[Begin LISTED RECORDS]
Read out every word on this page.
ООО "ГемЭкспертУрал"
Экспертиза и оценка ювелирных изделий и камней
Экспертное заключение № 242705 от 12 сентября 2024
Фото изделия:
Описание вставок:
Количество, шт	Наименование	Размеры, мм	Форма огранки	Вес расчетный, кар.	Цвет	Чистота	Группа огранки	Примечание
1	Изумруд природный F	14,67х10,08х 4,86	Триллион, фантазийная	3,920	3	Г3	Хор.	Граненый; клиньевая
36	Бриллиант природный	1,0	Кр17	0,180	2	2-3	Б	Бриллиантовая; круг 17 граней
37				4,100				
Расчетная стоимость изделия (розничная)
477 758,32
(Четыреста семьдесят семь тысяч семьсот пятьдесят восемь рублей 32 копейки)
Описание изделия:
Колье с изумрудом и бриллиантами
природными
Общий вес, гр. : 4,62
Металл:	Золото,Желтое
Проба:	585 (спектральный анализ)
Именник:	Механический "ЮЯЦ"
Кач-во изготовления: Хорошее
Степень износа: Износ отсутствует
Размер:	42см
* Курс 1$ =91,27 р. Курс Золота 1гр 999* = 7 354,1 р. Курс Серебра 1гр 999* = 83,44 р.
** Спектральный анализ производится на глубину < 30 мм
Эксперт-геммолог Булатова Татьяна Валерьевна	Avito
[End LISTED RECORDS]
[Begin LISTED RECORDS]
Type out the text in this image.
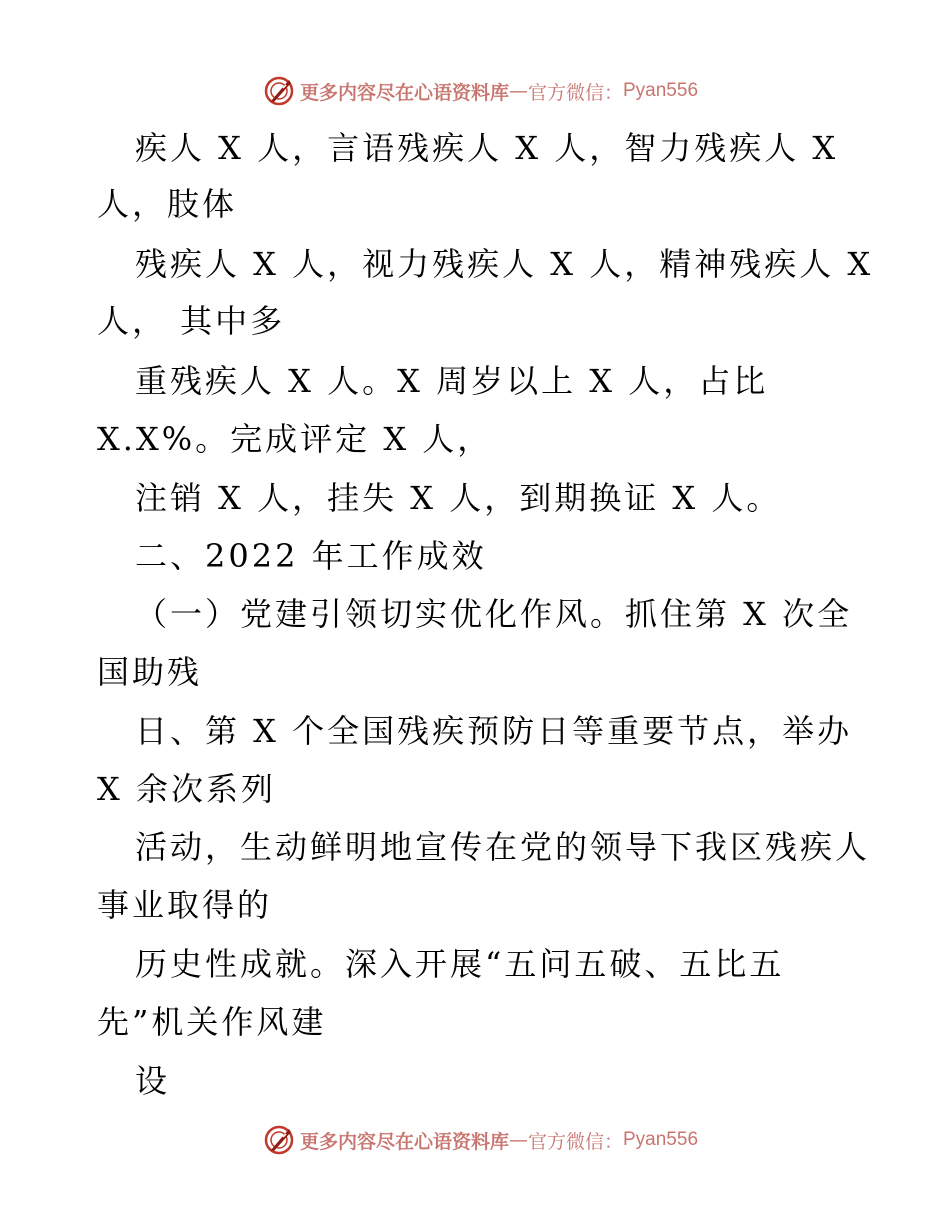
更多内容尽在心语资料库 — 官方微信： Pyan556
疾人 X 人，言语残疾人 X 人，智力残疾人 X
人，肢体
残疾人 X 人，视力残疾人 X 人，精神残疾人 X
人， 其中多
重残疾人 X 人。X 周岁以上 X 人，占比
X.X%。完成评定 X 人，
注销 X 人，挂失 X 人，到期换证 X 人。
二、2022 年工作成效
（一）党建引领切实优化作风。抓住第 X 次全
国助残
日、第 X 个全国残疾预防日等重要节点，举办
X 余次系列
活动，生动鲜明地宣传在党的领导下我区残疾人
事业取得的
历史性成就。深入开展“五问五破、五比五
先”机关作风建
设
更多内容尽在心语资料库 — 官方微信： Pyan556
[End LISTED RECORDS]
[Begin LISTED RECORDS]
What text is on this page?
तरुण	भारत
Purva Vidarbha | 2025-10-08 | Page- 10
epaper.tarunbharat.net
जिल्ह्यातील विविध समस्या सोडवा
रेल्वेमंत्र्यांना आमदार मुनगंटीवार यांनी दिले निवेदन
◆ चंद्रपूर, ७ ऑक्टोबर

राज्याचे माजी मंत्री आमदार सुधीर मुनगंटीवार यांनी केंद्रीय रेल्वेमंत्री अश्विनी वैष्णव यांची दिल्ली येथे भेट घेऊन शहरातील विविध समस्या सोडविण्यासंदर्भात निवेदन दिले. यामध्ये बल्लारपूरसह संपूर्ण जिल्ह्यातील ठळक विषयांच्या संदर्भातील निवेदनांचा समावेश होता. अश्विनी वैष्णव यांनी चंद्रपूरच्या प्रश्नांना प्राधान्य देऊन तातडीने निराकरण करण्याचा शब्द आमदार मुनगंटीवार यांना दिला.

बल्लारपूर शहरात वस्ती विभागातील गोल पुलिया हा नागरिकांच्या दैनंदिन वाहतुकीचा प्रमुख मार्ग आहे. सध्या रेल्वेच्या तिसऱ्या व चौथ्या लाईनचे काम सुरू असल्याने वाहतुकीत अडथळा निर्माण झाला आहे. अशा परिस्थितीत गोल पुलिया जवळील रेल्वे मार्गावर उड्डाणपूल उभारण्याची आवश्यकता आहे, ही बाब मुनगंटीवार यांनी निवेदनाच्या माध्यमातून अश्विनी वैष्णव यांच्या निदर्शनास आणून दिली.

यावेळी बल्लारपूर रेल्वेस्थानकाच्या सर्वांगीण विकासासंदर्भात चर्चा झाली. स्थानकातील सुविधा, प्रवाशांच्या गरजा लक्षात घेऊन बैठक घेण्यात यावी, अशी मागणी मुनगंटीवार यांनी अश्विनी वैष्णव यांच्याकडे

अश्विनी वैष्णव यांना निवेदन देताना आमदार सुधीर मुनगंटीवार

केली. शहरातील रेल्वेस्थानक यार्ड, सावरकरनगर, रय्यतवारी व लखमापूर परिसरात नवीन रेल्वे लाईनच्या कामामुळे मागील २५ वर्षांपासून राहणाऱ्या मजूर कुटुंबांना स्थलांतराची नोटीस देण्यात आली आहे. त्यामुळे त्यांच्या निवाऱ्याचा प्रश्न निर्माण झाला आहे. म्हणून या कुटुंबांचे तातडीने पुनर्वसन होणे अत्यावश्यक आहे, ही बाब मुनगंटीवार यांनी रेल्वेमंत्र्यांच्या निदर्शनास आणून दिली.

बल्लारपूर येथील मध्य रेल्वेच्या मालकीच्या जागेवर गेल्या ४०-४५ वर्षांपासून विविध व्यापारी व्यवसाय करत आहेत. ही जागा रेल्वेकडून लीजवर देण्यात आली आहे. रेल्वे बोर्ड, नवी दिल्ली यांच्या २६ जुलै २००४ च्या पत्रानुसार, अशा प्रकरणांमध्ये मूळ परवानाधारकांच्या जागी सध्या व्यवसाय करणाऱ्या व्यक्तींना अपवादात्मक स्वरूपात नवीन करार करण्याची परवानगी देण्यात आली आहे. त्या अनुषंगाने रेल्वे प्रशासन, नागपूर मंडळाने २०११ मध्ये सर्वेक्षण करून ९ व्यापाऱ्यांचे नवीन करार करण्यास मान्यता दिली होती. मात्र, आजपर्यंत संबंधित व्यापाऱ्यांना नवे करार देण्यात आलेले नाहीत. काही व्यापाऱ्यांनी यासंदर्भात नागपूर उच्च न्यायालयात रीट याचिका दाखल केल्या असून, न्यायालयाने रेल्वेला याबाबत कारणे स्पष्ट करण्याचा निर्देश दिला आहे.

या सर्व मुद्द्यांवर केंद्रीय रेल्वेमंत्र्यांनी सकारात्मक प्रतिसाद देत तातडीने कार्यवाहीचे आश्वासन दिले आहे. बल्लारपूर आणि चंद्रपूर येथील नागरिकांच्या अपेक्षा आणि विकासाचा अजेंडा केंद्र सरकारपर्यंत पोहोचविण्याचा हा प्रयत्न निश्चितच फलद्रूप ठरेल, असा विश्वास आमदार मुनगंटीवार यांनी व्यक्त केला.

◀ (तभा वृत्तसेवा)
[End LISTED RECORDS]
▸ **WHAT NEEDS TO BE DONE**:
Copy out each line of the records where the string "изделия" appears.

▸ **EXPECTED ANSWER**:
Фото изделия:
Расчетная стоимость изделия (розничная)
Описание изделия:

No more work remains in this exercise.